Directions.
All of the entries must be reproduced exactly, with no images carried over.
#### Information provided
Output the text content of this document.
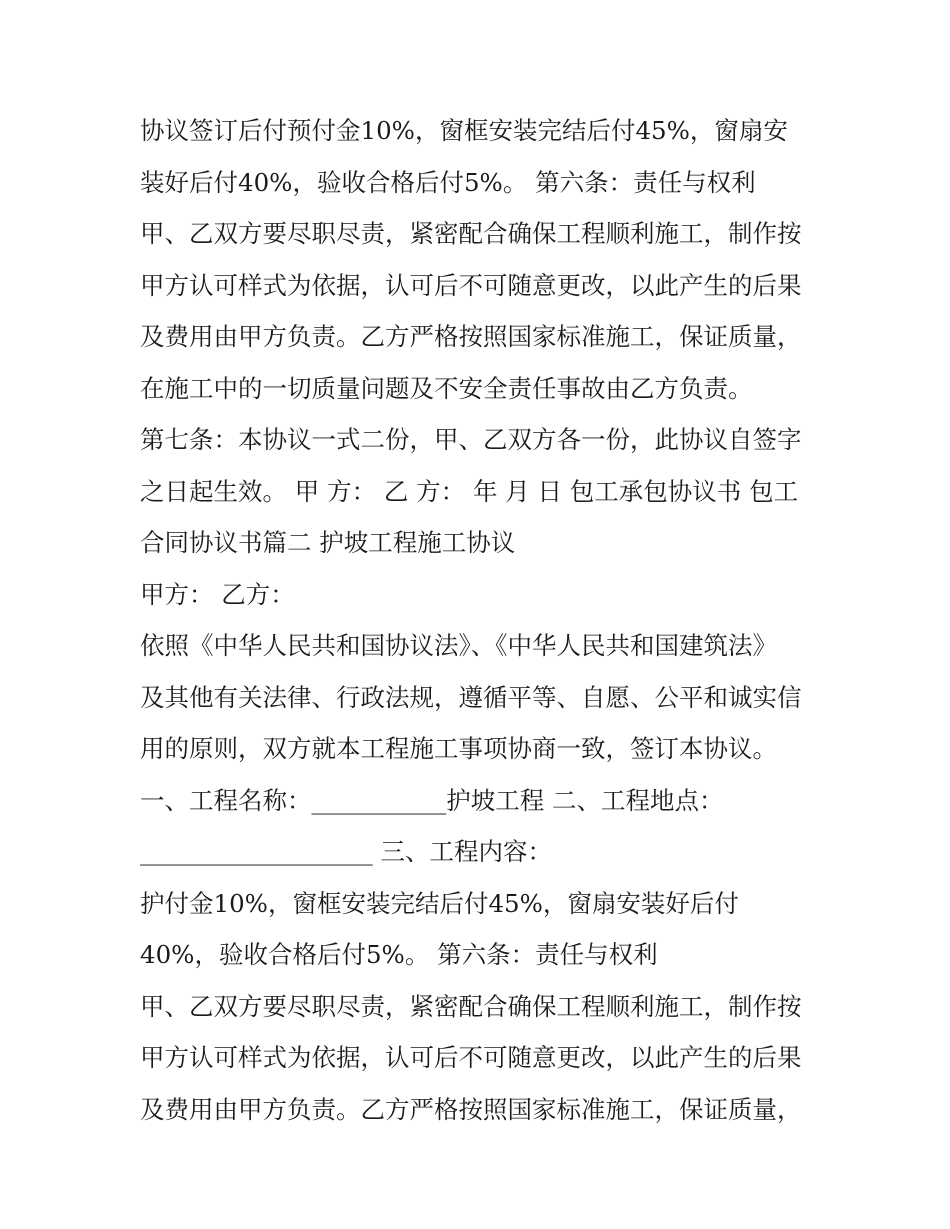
协议签订后付预付金10%，窗框安装完结后付45%，窗扇安
装好后付40%，验收合格后付5%。 第六条：责任与权利
甲、乙双方要尽职尽责，紧密配合确保工程顺利施工，制作按
甲方认可样式为依据，认可后不可随意更改，以此产生的后果
及费用由甲方负责。乙方严格按照国家标准施工，保证质量，
在施工中的一切质量问题及不安全责任事故由乙方负责。
第七条：本协议一式二份，甲、乙双方各一份，此协议自签字
之日起生效。 甲 方： 乙 方： 年 月 日 包工承包协议书 包工
合同协议书篇二 护坡工程施工协议
甲方： 乙方：
依照《中华人民共和国协议法》、《中华人民共和国建筑法》
及其他有关法律、行政法规，遵循平等、自愿、公平和诚实信
用的原则，双方就本工程施工事项协商一致，签订本协议。
一、工程名称：___________护坡工程 二、工程地点：
___________________ 三、工程内容：
护付金10%，窗框安装完结后付45%，窗扇安装好后付
40%，验收合格后付5%。 第六条：责任与权利
甲、乙双方要尽职尽责，紧密配合确保工程顺利施工，制作按
甲方认可样式为依据，认可后不可随意更改，以此产生的后果
及费用由甲方负责。乙方严格按照国家标准施工，保证质量，
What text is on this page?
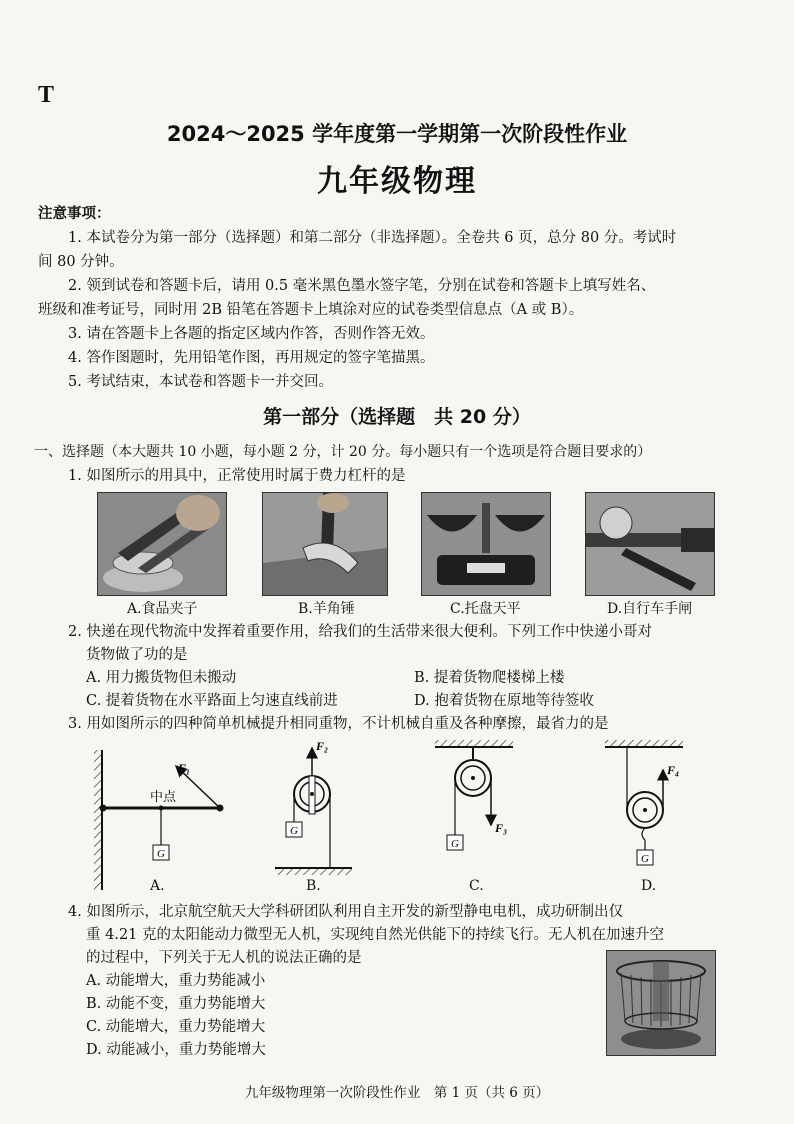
T
2024～2025 学年度第一学期第一次阶段性作业
九年级物理
注意事项：
1. 本试卷分为第一部分（选择题）和第二部分（非选择题）。全卷共 6 页，总分 80 分。考试时
间 80 分钟。
2. 领到试卷和答题卡后，请用 0.5 毫米黑色墨水签字笔，分别在试卷和答题卡上填写姓名、
班级和准考证号，同时用 2B 铅笔在答题卡上填涂对应的试卷类型信息点（A 或 B）。
3. 请在答题卡上各题的指定区域内作答，否则作答无效。
4. 答作图题时，先用铅笔作图，再用规定的签字笔描黑。
5. 考试结束，本试卷和答题卡一并交回。
第一部分（选择题　共 20 分）
一、选择题（本大题共 10 小题，每小题 2 分，计 20 分。每小题只有一个选项是符合题目要求的）
1. 如图所示的用具中，正常使用时属于费力杠杆的是
A.食品夹子	B.羊角锤	C.托盘天平	D.自行车手闸
2. 快递在现代物流中发挥着重要作用，给我们的生活带来很大便利。下列工作中快递小哥对
货物做了功的是
A. 用力搬货物但未搬动	B. 提着货物爬楼梯上楼
C. 提着货物在水平路面上匀速直线前进	D. 抱着货物在原地等待签收
3. 用如图所示的四种简单机械提升相同重物，不计机械自重及各种摩擦，最省力的是
中点
G
F₁
G
F₂
G
F₃
G
F₄
A.	B.	C.	D.
4. 如图所示，北京航空航天大学科研团队利用自主开发的新型静电电机，成功研制出仅
重 4.21 克的太阳能动力微型无人机，实现纯自然光供能下的持续飞行。无人机在加速升空
的过程中，下列关于无人机的说法正确的是
A. 动能增大，重力势能减小
B. 动能不变，重力势能增大
C. 动能增大，重力势能增大
D. 动能减小，重力势能增大
九年级物理第一次阶段性作业　第 1 页（共 6 页）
########
Exercise answer.
Output the text content of this document.
协议签订后付预付金10%，窗框安装完结后付45%，窗扇安
装好后付40%，验收合格后付5%。 第六条：责任与权利
甲、乙双方要尽职尽责，紧密配合确保工程顺利施工，制作按
甲方认可样式为依据，认可后不可随意更改，以此产生的后果
及费用由甲方负责。乙方严格按照国家标准施工，保证质量，
在施工中的一切质量问题及不安全责任事故由乙方负责。
第七条：本协议一式二份，甲、乙双方各一份，此协议自签字
之日起生效。 甲 方： 乙 方： 年 月 日 包工承包协议书 包工
合同协议书篇二 护坡工程施工协议
甲方： 乙方：
依照《中华人民共和国协议法》、《中华人民共和国建筑法》
及其他有关法律、行政法规，遵循平等、自愿、公平和诚实信
用的原则，双方就本工程施工事项协商一致，签订本协议。
一、工程名称：___________护坡工程 二、工程地点：
___________________ 三、工程内容：
护付金10%，窗框安装完结后付45%，窗扇安装好后付
40%，验收合格后付5%。 第六条：责任与权利
甲、乙双方要尽职尽责，紧密配合确保工程顺利施工，制作按
甲方认可样式为依据，认可后不可随意更改，以此产生的后果
及费用由甲方负责。乙方严格按照国家标准施工，保证质量，
What text is on this page?
T
2024～2025 学年度第一学期第一次阶段性作业
九年级物理
注意事项：
1. 本试卷分为第一部分（选择题）和第二部分（非选择题）。全卷共 6 页，总分 80 分。考试时
间 80 分钟。
2. 领到试卷和答题卡后，请用 0.5 毫米黑色墨水签字笔，分别在试卷和答题卡上填写姓名、
班级和准考证号，同时用 2B 铅笔在答题卡上填涂对应的试卷类型信息点（A 或 B）。
3. 请在答题卡上各题的指定区域内作答，否则作答无效。
4. 答作图题时，先用铅笔作图，再用规定的签字笔描黑。
5. 考试结束，本试卷和答题卡一并交回。
第一部分（选择题　共 20 分）
一、选择题（本大题共 10 小题，每小题 2 分，计 20 分。每小题只有一个选项是符合题目要求的）
1. 如图所示的用具中，正常使用时属于费力杠杆的是
A.食品夹子	B.羊角锤	C.托盘天平	D.自行车手闸
2. 快递在现代物流中发挥着重要作用，给我们的生活带来很大便利。下列工作中快递小哥对
货物做了功的是
A. 用力搬货物但未搬动	B. 提着货物爬楼梯上楼
C. 提着货物在水平路面上匀速直线前进	D. 抱着货物在原地等待签收
3. 用如图所示的四种简单机械提升相同重物，不计机械自重及各种摩擦，最省力的是
中点
G
F₁
G
F₂
G
F₃
G
F₄
A.	B.	C.	D.
4. 如图所示，北京航空航天大学科研团队利用自主开发的新型静电电机，成功研制出仅
重 4.21 克的太阳能动力微型无人机，实现纯自然光供能下的持续飞行。无人机在加速升空
的过程中，下列关于无人机的说法正确的是
A. 动能增大，重力势能减小
B. 动能不变，重力势能增大
C. 动能增大，重力势能增大
D. 动能减小，重力势能增大
九年级物理第一次阶段性作业　第 1 页（共 6 页）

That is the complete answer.